──────── DATA FOR PROCESSING

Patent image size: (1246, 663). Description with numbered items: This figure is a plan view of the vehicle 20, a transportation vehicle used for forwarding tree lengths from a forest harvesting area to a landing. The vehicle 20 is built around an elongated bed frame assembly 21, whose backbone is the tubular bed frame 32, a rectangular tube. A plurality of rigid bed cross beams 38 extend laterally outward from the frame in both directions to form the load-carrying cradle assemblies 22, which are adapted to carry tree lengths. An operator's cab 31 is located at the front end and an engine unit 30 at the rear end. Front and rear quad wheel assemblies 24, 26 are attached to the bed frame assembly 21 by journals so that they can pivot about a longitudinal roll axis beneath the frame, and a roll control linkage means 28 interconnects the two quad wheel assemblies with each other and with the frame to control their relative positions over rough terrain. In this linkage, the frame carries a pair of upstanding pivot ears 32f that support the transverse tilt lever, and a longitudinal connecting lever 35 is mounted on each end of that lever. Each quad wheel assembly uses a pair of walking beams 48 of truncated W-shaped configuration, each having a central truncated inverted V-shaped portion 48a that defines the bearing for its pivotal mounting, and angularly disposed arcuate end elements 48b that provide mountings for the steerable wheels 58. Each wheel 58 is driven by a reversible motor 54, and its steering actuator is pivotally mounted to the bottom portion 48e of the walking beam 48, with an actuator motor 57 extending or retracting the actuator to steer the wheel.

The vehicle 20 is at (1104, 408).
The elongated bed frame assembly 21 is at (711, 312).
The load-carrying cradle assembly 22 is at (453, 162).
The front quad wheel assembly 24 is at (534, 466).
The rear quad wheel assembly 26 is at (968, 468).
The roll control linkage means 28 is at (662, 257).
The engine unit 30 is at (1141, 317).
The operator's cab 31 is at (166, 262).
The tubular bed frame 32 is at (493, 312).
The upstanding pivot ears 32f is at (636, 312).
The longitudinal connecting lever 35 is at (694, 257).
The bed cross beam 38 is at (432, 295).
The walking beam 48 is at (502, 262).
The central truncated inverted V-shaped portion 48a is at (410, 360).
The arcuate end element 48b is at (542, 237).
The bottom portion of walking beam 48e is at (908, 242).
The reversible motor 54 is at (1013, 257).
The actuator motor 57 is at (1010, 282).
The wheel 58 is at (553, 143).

────────────────

CHALLENGE
Reproduce every line of the records above word for word, in the same order.

EXPECTED OUTPUT
Patent image size: (1246, 663). Description with numbered items: This figure is a plan view of the vehicle 20, a transportation vehicle used for forwarding tree lengths from a forest harvesting area to a landing. The vehicle 20 is built around an elongated bed frame assembly 21, whose backbone is the tubular bed frame 32, a rectangular tube. A plurality of rigid bed cross beams 38 extend laterally outward from the frame in both directions to form the load-carrying cradle assemblies 22, which are adapted to carry tree lengths. An operator's cab 31 is located at the front end and an engine unit 30 at the rear end. Front and rear quad wheel assemblies 24, 26 are attached to the bed frame assembly 21 by journals so that they can pivot about a longitudinal roll axis beneath the frame, and a roll control linkage means 28 interconnects the two quad wheel assemblies with each other and with the frame to control their relative positions over rough terrain. In this linkage, the frame carries a pair of upstanding pivot ears 32f that support the transverse tilt lever, and a longitudinal connecting lever 35 is mounted on each end of that lever. Each quad wheel assembly uses a pair of walking beams 48 of truncated W-shaped configuration, each having a central truncated inverted V-shaped portion 48a that defines the bearing for its pivotal mounting, and angularly disposed arcuate end elements 48b that provide mountings for the steerable wheels 58. Each wheel 58 is driven by a reversible motor 54, and its steering actuator is pivotally mounted to the bottom portion 48e of the walking beam 48, with an actuator motor 57 extending or retracting the actuator to steer the wheel.

The vehicle 20 is at (1104, 408).
The elongated bed frame assembly 21 is at (711, 312).
The load-carrying cradle assembly 22 is at (453, 162).
The front quad wheel assembly 24 is at (534, 466).
The rear quad wheel assembly 26 is at (968, 468).
The roll control linkage means 28 is at (662, 257).
The engine unit 30 is at (1141, 317).
The operator's cab 31 is at (166, 262).
The tubular bed frame 32 is at (493, 312).
The upstanding pivot ears 32f is at (636, 312).
The longitudinal connecting lever 35 is at (694, 257).
The bed cross beam 38 is at (432, 295).
The walking beam 48 is at (502, 262).
The central truncated inverted V-shaped portion 48a is at (410, 360).
The arcuate end element 48b is at (542, 237).
The bottom portion of walking beam 48e is at (908, 242).
The reversible motor 54 is at (1013, 257).
The actuator motor 57 is at (1010, 282).
The wheel 58 is at (553, 143).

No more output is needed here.